• **What to produce**
Your task is to print all of the data word for word.

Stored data
========================================================================

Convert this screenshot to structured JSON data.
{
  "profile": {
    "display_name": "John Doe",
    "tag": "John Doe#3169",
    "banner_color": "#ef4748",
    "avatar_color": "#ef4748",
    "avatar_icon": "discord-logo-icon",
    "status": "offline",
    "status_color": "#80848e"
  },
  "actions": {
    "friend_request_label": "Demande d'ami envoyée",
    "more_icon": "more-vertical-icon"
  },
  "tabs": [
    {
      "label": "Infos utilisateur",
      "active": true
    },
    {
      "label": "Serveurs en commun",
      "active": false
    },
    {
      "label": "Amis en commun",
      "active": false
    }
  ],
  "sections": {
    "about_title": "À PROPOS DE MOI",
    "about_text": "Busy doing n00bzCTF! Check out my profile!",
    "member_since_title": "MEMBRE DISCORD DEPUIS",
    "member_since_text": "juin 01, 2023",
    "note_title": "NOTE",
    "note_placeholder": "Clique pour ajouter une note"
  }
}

========================================================================

• **Result of the task**
Convert this screenshot to structured JSON data.
{
  "profile": {
    "display_name": "John Doe",
    "tag": "John Doe#3169",
    "banner_color": "#ef4748",
    "avatar_color": "#ef4748",
    "avatar_icon": "discord-logo-icon",
    "status": "offline",
    "status_color": "#80848e"
  },
  "actions": {
    "friend_request_label": "Demande d'ami envoyée",
    "more_icon": "more-vertical-icon"
  },
  "tabs": [
    {
      "label": "Infos utilisateur",
      "active": true
    },
    {
      "label": "Serveurs en commun",
      "active": false
    },
    {
      "label": "Amis en commun",
      "active": false
    }
  ],
  "sections": {
    "about_title": "À PROPOS DE MOI",
    "about_text": "Busy doing n00bzCTF! Check out my profile!",
    "member_since_title": "MEMBRE DISCORD DEPUIS",
    "member_since_text": "juin 01, 2023",
    "note_title": "NOTE",
    "note_placeholder": "Clique pour ajouter une note"
  }
}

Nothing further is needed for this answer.